GIVEN REQUEST.
Please list all lines of the material below in which the string "JSON" occurs.
########################################
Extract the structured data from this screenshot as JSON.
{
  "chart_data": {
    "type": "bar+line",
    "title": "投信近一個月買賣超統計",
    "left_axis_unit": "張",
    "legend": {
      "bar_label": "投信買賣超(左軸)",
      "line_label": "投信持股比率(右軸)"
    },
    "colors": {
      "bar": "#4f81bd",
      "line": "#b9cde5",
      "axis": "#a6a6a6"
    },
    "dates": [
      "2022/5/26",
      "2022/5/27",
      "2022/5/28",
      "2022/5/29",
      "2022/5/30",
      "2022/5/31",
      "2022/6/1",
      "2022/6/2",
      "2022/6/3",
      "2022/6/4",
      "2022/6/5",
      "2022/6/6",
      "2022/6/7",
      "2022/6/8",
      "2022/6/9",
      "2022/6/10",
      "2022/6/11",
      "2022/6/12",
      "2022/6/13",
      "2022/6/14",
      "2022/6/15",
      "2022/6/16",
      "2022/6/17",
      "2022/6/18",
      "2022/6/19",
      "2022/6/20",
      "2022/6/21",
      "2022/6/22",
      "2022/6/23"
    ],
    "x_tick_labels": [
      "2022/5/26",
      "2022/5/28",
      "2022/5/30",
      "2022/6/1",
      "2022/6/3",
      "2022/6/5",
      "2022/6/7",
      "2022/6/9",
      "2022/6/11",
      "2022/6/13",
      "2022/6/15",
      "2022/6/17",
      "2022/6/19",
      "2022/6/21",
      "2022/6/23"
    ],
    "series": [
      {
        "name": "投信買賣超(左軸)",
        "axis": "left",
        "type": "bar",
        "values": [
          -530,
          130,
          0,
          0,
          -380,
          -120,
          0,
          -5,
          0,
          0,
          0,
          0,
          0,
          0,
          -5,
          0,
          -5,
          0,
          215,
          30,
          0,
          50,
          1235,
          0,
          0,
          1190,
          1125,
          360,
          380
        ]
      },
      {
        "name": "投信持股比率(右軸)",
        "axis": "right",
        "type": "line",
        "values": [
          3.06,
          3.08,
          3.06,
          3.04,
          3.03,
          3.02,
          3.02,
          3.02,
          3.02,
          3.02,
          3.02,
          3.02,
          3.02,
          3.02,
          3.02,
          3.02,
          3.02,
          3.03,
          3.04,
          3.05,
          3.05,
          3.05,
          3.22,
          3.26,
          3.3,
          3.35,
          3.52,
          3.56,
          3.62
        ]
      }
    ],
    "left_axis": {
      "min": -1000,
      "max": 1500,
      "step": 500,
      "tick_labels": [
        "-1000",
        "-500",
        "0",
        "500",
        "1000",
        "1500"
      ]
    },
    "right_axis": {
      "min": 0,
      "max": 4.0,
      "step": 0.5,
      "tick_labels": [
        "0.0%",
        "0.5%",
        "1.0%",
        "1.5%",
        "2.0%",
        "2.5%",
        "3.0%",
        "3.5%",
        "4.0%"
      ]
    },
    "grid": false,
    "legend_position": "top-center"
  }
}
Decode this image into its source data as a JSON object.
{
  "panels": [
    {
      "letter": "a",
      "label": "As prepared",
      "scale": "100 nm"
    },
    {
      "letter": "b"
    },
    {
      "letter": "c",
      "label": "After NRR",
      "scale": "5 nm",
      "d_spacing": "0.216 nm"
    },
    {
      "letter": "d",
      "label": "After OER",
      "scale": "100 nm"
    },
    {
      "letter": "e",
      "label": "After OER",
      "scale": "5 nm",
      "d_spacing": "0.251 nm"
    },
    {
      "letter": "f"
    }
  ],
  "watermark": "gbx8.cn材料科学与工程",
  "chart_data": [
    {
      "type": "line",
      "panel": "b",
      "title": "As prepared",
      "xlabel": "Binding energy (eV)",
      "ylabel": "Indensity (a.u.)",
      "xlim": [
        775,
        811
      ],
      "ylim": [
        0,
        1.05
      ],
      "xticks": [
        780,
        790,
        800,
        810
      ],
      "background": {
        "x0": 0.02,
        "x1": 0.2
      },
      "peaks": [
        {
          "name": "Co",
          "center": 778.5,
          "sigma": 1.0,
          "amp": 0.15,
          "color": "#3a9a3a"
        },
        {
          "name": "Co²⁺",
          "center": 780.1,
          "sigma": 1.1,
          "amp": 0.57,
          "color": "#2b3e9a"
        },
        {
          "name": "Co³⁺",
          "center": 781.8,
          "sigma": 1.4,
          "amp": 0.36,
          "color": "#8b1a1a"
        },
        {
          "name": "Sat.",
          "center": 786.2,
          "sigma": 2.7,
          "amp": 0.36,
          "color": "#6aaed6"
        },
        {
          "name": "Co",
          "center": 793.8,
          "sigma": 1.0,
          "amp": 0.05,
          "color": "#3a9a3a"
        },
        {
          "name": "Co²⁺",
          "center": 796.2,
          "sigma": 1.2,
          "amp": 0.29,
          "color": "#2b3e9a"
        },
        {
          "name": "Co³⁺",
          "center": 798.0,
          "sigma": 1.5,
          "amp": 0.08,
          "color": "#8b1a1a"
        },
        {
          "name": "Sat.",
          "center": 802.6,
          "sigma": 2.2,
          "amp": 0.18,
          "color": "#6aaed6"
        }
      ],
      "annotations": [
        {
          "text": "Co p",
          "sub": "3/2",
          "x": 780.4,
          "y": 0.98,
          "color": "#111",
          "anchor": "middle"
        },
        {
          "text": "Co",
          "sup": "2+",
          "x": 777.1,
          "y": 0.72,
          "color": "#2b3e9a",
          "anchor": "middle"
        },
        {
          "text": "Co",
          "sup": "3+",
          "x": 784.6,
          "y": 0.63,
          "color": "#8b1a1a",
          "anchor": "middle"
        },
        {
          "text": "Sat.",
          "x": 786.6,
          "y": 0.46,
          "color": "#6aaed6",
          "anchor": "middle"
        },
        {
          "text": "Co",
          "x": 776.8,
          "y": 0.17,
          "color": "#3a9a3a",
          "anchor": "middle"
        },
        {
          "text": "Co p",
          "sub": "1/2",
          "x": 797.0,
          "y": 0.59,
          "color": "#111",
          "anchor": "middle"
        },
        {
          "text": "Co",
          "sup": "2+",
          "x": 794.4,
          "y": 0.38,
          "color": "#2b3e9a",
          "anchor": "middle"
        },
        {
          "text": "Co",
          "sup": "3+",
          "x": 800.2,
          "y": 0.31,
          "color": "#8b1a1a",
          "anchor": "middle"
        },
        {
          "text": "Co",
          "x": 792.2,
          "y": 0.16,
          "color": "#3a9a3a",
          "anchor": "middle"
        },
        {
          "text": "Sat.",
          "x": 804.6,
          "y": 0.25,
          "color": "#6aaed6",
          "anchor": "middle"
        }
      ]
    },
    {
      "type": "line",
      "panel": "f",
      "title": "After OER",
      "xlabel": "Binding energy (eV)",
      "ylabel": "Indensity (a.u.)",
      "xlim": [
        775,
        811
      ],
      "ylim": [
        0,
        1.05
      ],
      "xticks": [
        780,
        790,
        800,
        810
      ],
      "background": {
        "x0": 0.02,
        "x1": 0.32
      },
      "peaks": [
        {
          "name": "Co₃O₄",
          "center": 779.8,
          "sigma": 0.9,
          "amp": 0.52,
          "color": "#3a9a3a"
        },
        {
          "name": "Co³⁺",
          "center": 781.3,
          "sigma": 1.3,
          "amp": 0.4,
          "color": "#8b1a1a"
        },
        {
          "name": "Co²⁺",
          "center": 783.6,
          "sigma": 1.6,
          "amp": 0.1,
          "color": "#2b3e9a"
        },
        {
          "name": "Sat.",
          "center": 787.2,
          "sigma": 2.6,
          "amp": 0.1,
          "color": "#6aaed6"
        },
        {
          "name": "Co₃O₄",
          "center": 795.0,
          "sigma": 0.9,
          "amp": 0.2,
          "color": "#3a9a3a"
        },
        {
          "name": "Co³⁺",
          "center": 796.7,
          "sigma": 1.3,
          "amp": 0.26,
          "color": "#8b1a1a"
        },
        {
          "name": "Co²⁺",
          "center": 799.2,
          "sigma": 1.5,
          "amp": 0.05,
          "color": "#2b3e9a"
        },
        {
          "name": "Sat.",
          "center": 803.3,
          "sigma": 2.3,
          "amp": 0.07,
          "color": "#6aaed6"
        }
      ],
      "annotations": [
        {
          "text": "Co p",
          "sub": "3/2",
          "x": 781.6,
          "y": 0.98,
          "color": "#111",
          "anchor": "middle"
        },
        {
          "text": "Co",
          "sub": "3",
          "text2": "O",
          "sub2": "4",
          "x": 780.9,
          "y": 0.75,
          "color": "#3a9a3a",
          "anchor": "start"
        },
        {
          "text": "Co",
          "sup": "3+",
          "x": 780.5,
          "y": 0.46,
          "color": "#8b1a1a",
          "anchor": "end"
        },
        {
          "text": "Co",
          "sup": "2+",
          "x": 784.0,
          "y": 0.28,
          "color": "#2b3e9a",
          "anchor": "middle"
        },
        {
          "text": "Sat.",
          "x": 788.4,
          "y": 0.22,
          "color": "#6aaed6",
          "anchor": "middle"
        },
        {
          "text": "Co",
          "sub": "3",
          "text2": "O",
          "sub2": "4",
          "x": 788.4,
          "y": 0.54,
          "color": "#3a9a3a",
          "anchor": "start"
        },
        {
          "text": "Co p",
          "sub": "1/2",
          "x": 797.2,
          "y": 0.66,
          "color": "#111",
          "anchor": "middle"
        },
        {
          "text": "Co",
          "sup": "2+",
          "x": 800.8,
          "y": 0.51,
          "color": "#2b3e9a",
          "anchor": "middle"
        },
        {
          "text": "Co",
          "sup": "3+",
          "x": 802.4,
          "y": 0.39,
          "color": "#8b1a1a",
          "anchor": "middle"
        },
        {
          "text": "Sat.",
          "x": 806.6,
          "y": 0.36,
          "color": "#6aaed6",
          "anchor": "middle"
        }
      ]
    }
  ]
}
########################################
WORKED ANSWER.
Extract the structured data from this screenshot as JSON.
Decode this image into its source data as a JSON object.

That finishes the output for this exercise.